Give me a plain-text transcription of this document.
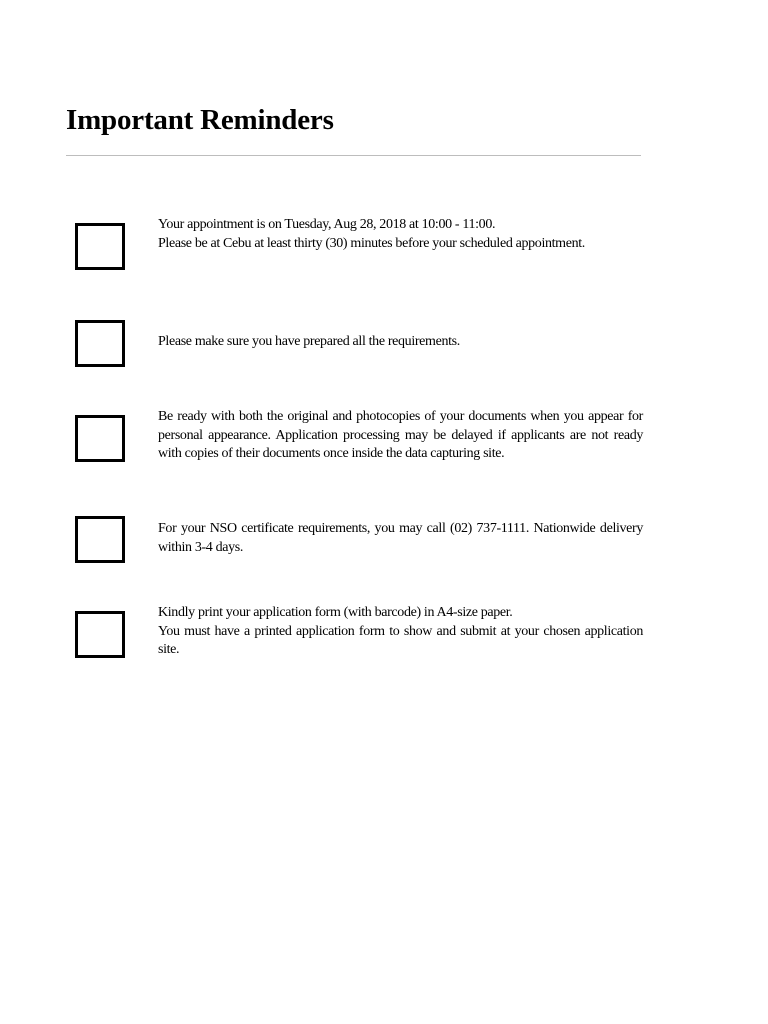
Important Reminders
Your appointment is on Tuesday, Aug 28, 2018 at 10:00 - 11:00.
Please be at Cebu at least thirty (30) minutes before your scheduled appointment.
Please make sure you have prepared all the requirements.
Be ready with both the original and photocopies of your documents when you appear for personal appearance. Application processing may be delayed if applicants are not ready with copies of their documents once inside the data capturing site.
For your NSO certificate requirements, you may call (02) 737-1111. Nationwide delivery within 3-4 days.
Kindly print your application form (with barcode) in A4-size paper.
You must have a printed application form to show and submit at your chosen application site.
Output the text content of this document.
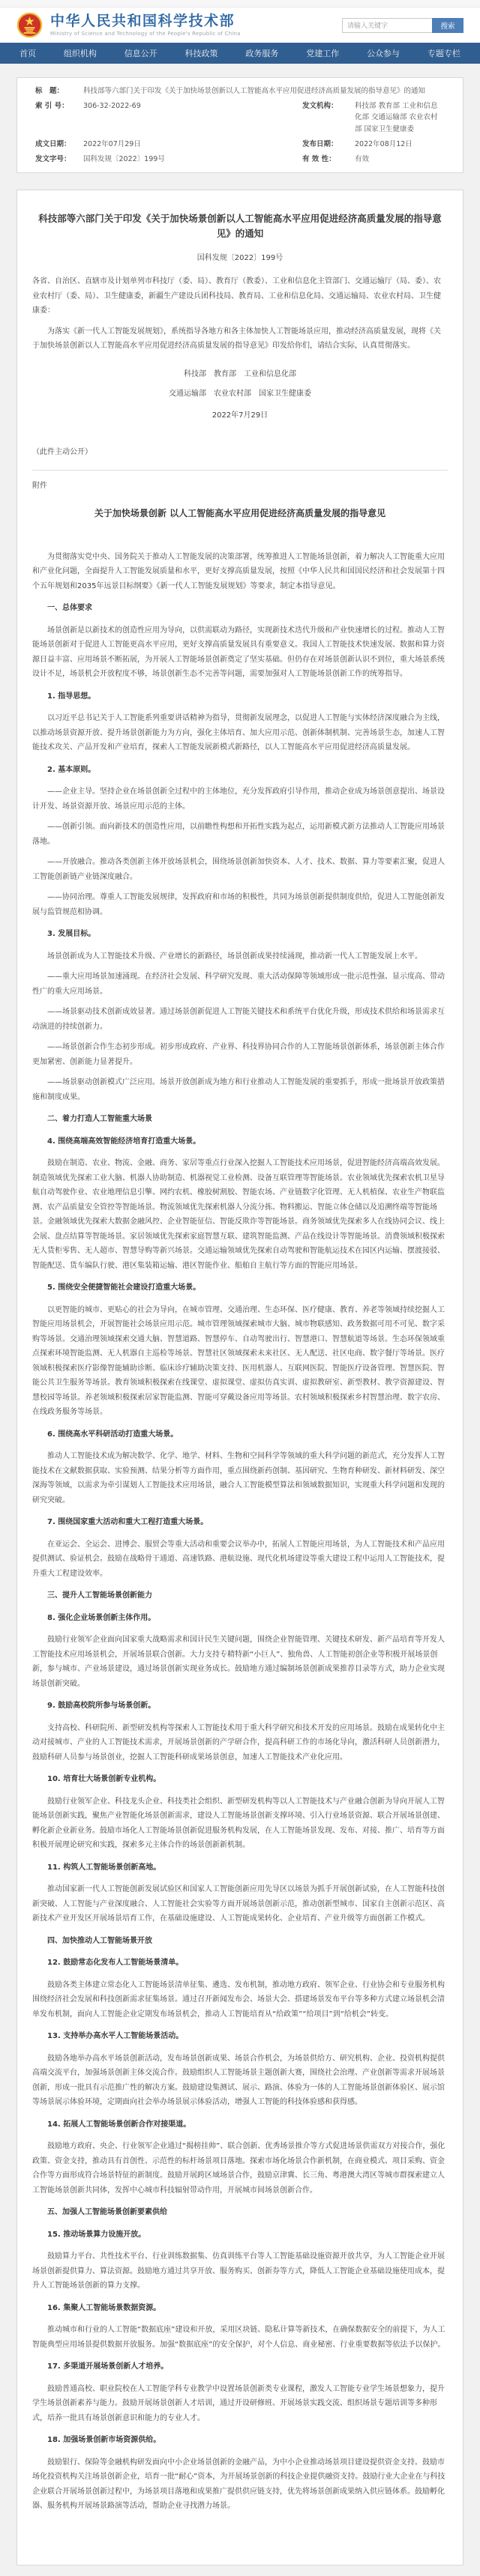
中华人民共和国科学技术部
Ministry of Science and Technology of the People's Republic of China
请输入关键字
搜索
首页	组织机构	信息公开	科技政策	政务服务	党建工作	公众参与	专题专栏
标　题：	科技部等六部门关于印发《关于加快场景创新以人工智能高水平应用促进经济高质量发展的指导意见》的通知
索 引 号：	306-32-2022-69	发文机构：	科技部 教育部 工业和信息化部 交通运输部 农业农村部 国家卫生健康委
成文日期：	2022年07月29日	发布日期：	2022年08月12日
发文字号：	国科发规〔2022〕199号	有 效 性：	有效
科技部等六部门关于印发《关于加快场景创新以人工智能高水平应用促进经济高质量发展的指导意见》的通知
国科发规〔2022〕199号

各省、自治区、直辖市及计划单列市科技厅（委、局）、教育厅（教委）、工业和信息化主管部门、交通运输厅（局、委）、农业农村厅（委、局）、卫生健康委，新疆生产建设兵团科技局、教育局、工业和信息化局、交通运输局、农业农村局、卫生健康委：

为落实《新一代人工智能发展规划》，系统指导各地方和各主体加快人工智能场景应用，推动经济高质量发展，现将《关于加快场景创新以人工智能高水平应用促进经济高质量发展的指导意见》印发给你们，请结合实际，认真贯彻落实。

科技部　教育部　工业和信息化部
交通运输部　农业农村部　国家卫生健康委
2022年7月29日

（此件主动公开）

附件

关于加快场景创新 以人工智能高水平应用促进经济高质量发展的指导意见

为贯彻落实党中央、国务院关于推动人工智能发展的决策部署，统筹推进人工智能场景创新，着力解决人工智能重大应用和产业化问题，全面提升人工智能发展质量和水平，更好支撑高质量发展，按照《中华人民共和国国民经济和社会发展第十四个五年规划和2035年远景目标纲要》《新一代人工智能发展规划》等要求，制定本指导意见。

一、总体要求

场景创新是以新技术的创造性应用为导向，以供需联动为路径，实现新技术迭代升级和产业快速增长的过程。推动人工智能场景创新对于促进人工智能更高水平应用，更好支撑高质量发展具有重要意义。我国人工智能技术快速发展、数据和算力资源日益丰富、应用场景不断拓展，为开展人工智能场景创新奠定了坚实基础。但仍存在对场景创新认识不到位，重大场景系统设计不足，场景机会开放程度不够，场景创新生态不完善等问题，需要加强对人工智能场景创新工作的统筹指导。

1. 指导思想。

以习近平总书记关于人工智能系列重要讲话精神为指导，贯彻新发展理念，以促进人工智能与实体经济深度融合为主线，以推动场景资源开放、提升场景创新能力为方向，强化主体培育、加大应用示范、创新体制机制、完善场景生态，加速人工智能技术攻关、产品开发和产业培育，探索人工智能发展新模式新路径，以人工智能高水平应用促进经济高质量发展。

2. 基本原则。

——企业主导。坚持企业在场景创新全过程中的主体地位，充分发挥政府引导作用，推动企业成为场景创意提出、场景设计开发、场景资源开放、场景应用示范的主体。

——创新引领。面向新技术的创造性应用，以前瞻性构想和开拓性实践为起点，运用新模式新方法推动人工智能应用场景落地。

——开放融合。推动各类创新主体开放场景机会，围绕场景创新加快资本、人才、技术、数据、算力等要素汇聚，促进人工智能创新链产业链深度融合。

——协同治理。尊重人工智能发展规律，发挥政府和市场的积极性，共同为场景创新提供制度供给，促进人工智能创新发展与监管规范相协调。

3. 发展目标。

场景创新成为人工智能技术升级、产业增长的新路径，场景创新成果持续涌现，推动新一代人工智能发展上水平。

——重大应用场景加速涌现。在经济社会发展、科学研究发现、重大活动保障等领域形成一批示范性强、显示度高、带动性广的重大应用场景。

——场景驱动技术创新成效显著。通过场景创新促进人工智能关键技术和系统平台优化升级，形成技术供给和场景需求互动演进的持续创新力。

——场景创新合作生态初步形成。初步形成政府、产业界、科技界协同合作的人工智能场景创新体系，场景创新主体合作更加紧密、创新能力显著提升。

——场景驱动创新模式广泛应用。场景开放创新成为地方和行业推动人工智能发展的重要抓手，形成一批场景开放政策措施和制度成果。

二、着力打造人工智能重大场景

4. 围绕高端高效智能经济培育打造重大场景。

鼓励在制造、农业、物流、金融、商务、家居等重点行业深入挖掘人工智能技术应用场景，促进智能经济高端高效发展。制造领域优先探索工业大脑、机器人协助制造、机器视觉工业检测、设备互联管理等智能场景。农业领域优先探索农机卫星导航自动驾驶作业、农业地理信息引擎、网约农机、橡胶树割胶、智能农场、产业链数字化管理、无人机植保、农业生产物联监测、农产品质量安全管控等智能场景。物流领域优先探索机器人分流分拣、物料搬运、智能立体仓储以及追溯终端等智能场景。金融领域优先探索大数据金融风控、企业智能征信、智能反欺诈等智能场景。商务领域优先探索多人在线协同会议、线上会展、盘点结算等智能场景。家居领域优先探索家庭智慧互联、建筑智能监测、产品在线设计等智能场景。消费领域积极探索无人货柜零售、无人超市、智慧导购等新兴场景。交通运输领域优先探索自动驾驶和智能航运技术在园区内运输、摆渡接驳、智能配送、货车编队行驶、港区集装箱运输、港区智能作业、船舶自主航行等方面的智能应用场景。

5. 围绕安全便捷智能社会建设打造重大场景。

以更智能的城市、更贴心的社会为导向，在城市管理、交通治理、生态环保、医疗健康、教育、养老等领域持续挖掘人工智能应用场景机会，开展智能社会场景应用示范。城市管理领域探索城市大脑、城市物联感知、政务数据可用不可见、数字采购等场景。交通治理领域探索交通大脑、智慧道路、智慧停车、自动驾驶出行、智慧港口、智慧航道等场景。生态环保领域重点探索环境智能监测、无人机器自主巡检等场景。智慧社区领域探索未来社区、无人配送、社区电商、数字餐厅等场景。医疗领域积极探索医疗影像智能辅助诊断、临床诊疗辅助决策支持、医用机器人、互联网医院、智能医疗设备管理、智慧医院、智能公共卫生服务等场景。教育领域积极探索在线课堂、虚拟课堂、虚拟仿真实训、虚拟教研室、新型教材、教学资源建设、智慧校园等场景。养老领域积极探索居家智能监测、智能可穿戴设备应用等场景。农村领域积极探索乡村智慧治理、数字农房、在线政务服务等场景。

6. 围绕高水平科研活动打造重大场景。

推动人工智能技术成为解决数学、化学、地学、材料、生物和空间科学等领域的重大科学问题的新范式，充分发挥人工智能技术在文献数据获取、实验预测、结果分析等方面作用，重点围绕新药创制、基因研究、生物育种研发、新材料研发、深空深海等领域，以需求为牵引谋划人工智能技术应用场景，融合人工智能模型算法和领域数据知识，实现重大科学问题和发现的研究突破。

7. 围绕国家重大活动和重大工程打造重大场景。

在亚运会、全运会、进博会、服贸会等重大活动和重要会议举办中，拓展人工智能应用场景，为人工智能技术和产品应用提供测试、验证机会。鼓励在战略骨干通道、高速铁路、港航设施、现代化机场建设等重大建设工程中运用人工智能技术，提升重大工程建设效率。

三、提升人工智能场景创新能力

8. 强化企业场景创新主体作用。

鼓励行业领军企业面向国家重大战略需求和国计民生关键问题，围绕企业智能管理、关键技术研发、新产品培育等开发人工智能技术应用场景机会，开展场景联合创新。大力支持专精特新“小巨人”、独角兽、人工智能初创企业等积极开展场景创新，参与城市、产业场景建设，通过场景创新实现业务成长。鼓励地方通过编制场景创新成果推荐目录等方式，助力企业实现场景创新突破。

9. 鼓励高校院所参与场景创新。

支持高校、科研院所、新型研发机构等探索人工智能技术用于重大科学研究和技术开发的应用场景。鼓励在成果转化中主动对接城市、产业的人工智能技术需求，开展场景创新的产学研合作，提高科研工作的市场化导向，激活科研人员创新潜力，鼓励科研人员参与场景创业，挖掘人工智能科研成果场景创意，加速人工智能技术产业化应用。

10. 培育壮大场景创新专业机构。

鼓励行业领军企业、科技龙头企业、科技类社会组织、新型研发机构等以人工智能技术与产业融合创新为导向开展人工智能场景创新实践，聚焦产业智能化场景创新需求，建设人工智能场景创新支撑环境、引入行业场景资源、联合开展场景创建、孵化新企业新业务。鼓励市场化人工智能场景创新促进服务机构发展，在人工智能场景发现、发布、对接、推广、培育等方面积极开展理论研究和实践，探索多元主体合作的场景创新新机制。

11. 构筑人工智能场景创新高地。

推动国家新一代人工智能创新发展试验区和国家人工智能创新应用先导区以场景为抓手开展创新试验，在人工智能科技创新突破、人工智能与产业深度融合、人工智能社会实验等方面开展场景创新示范，推动创新型城市、国家自主创新示范区、高新技术产业开发区开展场景培育工作，在基础设施建设、人工智能成果转化、企业培育、产业升级等方面创新工作模式。

四、加快推动人工智能场景开放

12. 鼓励常态化发布人工智能场景清单。

鼓励各类主体建立常态化人工智能场景清单征集、遴选、发布机制，推动地方政府、领军企业、行业协会和专业服务机构围绕经济社会发展和科技创新需求征集场景。通过召开新闻发布会、场景大会、搭建场景发布平台等多种方式建立场景机会清单发布机制，面向人工智能企业定期发布场景机会，推动人工智能培育从“给政策”“给项目”到“给机会”转变。

13. 支持举办高水平人工智能场景活动。

鼓励各地举办高水平场景创新活动，发布场景创新成果、场景合作机会，为场景供给方、研究机构、企业、投资机构提供高端交流平台，加强场景创新主体交流合作。鼓励组织人工智能场景主题创新大赛，围绕社会治理、产业创新等需求开展场景创新，形成一批具有示范推广性的解决方案。鼓励建设集测试、展示、路演、体验为一体的人工智能场景创新体验区、展示馆等场景展示体验环境，定期面向社会举办场景展示体验活动，增强人工智能的科技体验感和获得感。

14. 拓展人工智能场景创新合作对接渠道。

鼓励地方政府、央企、行业领军企业通过“揭榜挂帅”、联合创新、优秀场景推介等方式促进场景供需双方对接合作，强化政策、资金支持，推动具有首创性、示范性的标杆场景项目落地。探索市场化场景合作新机制，在商业模式、项目采购、资金合作等方面形成符合场景特征的新制度。鼓励开展跨区域场景合作，鼓励京津冀、长三角、粤港澳大湾区等城市群探索建立人工智能场景创新共同体，发挥中心城市科技辐射带动作用，开展城市间场景创新合作。

五、加强人工智能场景创新要素供给

15. 推动场景算力设施开放。

鼓励算力平台、共性技术平台、行业训练数据集、仿真训练平台等人工智能基础设施资源开放共享，为人工智能企业开展场景创新提供算力、算法资源。鼓励地方通过共享开放、服务购买、创新券等方式，降低人工智能企业基础设施使用成本，提升人工智能场景创新的算力支撑。

16. 集聚人工智能场景数据资源。

推动城市和行业的人工智能“数据底座”建设和开放，采用区块链、隐私计算等新技术，在确保数据安全的前提下，为人工智能典型应用场景提供数据开放服务。加强“数据底座”的安全保护，对个人信息、商业秘密、行业重要数据等依法予以保护。

17. 多渠道开展场景创新人才培养。

鼓励普通高校、职业院校在人工智能学科专业教学中设置场景创新类专业课程，激发人工智能专业学生场景想象力，提升学生场景创新素养与能力。鼓励开展场景创新人才培训，通过开设研修班、开展场景实践交流、组织场景专题培训等多种形式，培养一批具有场景创新意识和能力的专业人才。

18. 加强场景创新市场资源供给。

鼓励银行、保险等金融机构研发面向中小企业场景创新的金融产品，为中小企业推动场景项目建设提供资金支持。鼓励市场化投资机构关注场景创新企业，培育一批“耐心”资本，为开展场景创新的科技企业提供融资支持。鼓励行业大企业在与科技企业联合开展场景创新过程中，为场景项目落地和成果推广提供供应链支持，优先将场景创新成果纳入供应链体系。鼓励孵化器、服务机构开展场景路演等活动，帮助企业寻找潜力场景。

*-*-*

SET PROBLEM
Isolate each line of the listing above that includes "关于加快场景创新以人工智能高水平应用促进经济高质量发展的指导意见". Copy it.

RESULT
标　题：	科技部等六部门关于印发《关于加快场景创新以人工智能高水平应用促进经济高质量发展的指导意见》的通知
科技部等六部门关于印发《关于加快场景创新以人工智能高水平应用促进经济高质量发展的指导意见》的通知
为落实《新一代人工智能发展规划》，系统指导各地方和各主体加快人工智能场景应用，推动经济高质量发展，现将《关于加快场景创新以人工智能高水平应用促进经济高质量发展的指导意见》印发给你们，请结合实际，认真贯彻落实。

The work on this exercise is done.